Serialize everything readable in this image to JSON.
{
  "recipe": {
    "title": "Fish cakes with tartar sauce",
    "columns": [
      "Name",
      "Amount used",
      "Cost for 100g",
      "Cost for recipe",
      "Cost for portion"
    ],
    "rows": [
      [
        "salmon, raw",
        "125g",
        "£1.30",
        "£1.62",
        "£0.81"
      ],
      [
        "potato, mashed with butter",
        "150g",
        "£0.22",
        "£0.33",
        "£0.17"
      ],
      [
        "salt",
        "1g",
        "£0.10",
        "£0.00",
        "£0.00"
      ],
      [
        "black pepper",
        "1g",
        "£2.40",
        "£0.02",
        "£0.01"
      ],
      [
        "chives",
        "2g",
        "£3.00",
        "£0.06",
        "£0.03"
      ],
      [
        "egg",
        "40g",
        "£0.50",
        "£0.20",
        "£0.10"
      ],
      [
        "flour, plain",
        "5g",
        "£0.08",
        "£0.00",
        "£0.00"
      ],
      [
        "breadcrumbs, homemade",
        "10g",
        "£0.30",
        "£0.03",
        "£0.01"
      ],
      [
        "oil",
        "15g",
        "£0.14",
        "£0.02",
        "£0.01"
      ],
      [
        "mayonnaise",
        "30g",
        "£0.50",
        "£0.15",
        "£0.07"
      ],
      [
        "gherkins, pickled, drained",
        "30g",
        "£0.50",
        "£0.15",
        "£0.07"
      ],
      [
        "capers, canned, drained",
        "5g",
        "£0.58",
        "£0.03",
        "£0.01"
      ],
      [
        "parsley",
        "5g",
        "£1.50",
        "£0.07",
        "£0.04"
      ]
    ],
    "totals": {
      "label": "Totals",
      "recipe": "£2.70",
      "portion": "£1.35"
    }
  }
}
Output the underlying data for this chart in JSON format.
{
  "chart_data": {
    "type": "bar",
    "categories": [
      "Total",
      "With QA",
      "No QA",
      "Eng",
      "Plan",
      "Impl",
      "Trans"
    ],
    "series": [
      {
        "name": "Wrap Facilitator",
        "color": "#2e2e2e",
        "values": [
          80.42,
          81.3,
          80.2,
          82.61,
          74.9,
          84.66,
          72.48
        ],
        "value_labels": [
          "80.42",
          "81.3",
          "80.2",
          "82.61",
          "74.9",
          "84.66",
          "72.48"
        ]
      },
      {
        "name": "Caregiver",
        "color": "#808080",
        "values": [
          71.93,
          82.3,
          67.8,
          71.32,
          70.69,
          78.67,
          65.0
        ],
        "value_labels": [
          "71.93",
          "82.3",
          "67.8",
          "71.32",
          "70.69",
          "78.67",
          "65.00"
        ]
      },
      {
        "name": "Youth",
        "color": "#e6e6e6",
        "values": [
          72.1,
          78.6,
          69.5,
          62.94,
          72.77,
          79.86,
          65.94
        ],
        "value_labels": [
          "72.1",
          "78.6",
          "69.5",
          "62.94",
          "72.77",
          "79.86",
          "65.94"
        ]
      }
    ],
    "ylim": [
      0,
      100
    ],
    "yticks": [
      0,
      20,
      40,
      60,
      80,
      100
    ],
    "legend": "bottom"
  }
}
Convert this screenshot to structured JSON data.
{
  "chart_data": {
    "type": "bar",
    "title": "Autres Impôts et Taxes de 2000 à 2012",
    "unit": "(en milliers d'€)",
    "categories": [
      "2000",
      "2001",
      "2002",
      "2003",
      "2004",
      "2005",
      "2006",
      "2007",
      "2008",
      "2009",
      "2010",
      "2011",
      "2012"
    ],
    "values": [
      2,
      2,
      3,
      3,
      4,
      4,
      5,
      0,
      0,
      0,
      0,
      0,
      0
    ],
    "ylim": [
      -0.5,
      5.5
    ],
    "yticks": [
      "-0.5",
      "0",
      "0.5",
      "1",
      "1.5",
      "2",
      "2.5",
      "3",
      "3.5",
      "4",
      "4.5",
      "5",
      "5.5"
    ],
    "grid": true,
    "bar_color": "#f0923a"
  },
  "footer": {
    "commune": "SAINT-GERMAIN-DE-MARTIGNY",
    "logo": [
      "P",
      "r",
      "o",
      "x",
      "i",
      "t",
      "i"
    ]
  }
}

· · · ·

**Written problem**
Find every line with the word "this" and state how many there are, with no other words.

**Response**
3